Exercise instructions :: Copy out every line in the entries below that includes "Print".

Provided data ::
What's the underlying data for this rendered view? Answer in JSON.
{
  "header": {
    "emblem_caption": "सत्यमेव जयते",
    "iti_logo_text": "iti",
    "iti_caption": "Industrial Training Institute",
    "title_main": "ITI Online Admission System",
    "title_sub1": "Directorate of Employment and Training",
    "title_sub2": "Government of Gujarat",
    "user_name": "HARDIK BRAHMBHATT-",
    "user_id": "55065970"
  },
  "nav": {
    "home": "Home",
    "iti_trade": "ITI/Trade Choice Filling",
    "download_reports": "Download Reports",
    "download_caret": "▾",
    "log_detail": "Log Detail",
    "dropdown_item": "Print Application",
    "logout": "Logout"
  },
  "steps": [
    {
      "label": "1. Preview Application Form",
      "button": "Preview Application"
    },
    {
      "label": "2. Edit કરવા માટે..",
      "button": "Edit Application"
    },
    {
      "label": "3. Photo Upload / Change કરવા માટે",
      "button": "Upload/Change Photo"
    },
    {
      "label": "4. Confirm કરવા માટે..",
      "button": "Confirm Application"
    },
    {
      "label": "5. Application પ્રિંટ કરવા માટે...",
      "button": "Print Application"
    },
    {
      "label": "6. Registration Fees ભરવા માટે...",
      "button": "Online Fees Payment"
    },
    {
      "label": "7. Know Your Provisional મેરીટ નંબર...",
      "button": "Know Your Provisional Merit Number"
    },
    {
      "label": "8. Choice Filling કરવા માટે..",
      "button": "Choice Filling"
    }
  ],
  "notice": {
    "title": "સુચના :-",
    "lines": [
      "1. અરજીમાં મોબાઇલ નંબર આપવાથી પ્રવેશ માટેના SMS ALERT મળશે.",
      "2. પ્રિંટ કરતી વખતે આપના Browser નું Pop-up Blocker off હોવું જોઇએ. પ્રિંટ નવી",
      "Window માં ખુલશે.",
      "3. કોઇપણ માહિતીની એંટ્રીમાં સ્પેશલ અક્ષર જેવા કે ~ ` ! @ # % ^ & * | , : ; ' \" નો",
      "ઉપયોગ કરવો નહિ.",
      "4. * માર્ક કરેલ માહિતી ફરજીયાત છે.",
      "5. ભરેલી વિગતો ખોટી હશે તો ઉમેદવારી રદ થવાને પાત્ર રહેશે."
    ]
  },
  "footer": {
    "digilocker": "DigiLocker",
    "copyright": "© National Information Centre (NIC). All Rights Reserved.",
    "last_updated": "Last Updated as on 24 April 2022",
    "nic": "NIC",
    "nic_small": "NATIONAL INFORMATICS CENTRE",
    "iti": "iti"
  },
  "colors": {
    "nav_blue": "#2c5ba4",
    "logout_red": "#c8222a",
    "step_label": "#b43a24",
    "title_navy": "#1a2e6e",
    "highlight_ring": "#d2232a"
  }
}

Problem solution ::
    "dropdown_item": "Print Application",
      "button": "Print Application"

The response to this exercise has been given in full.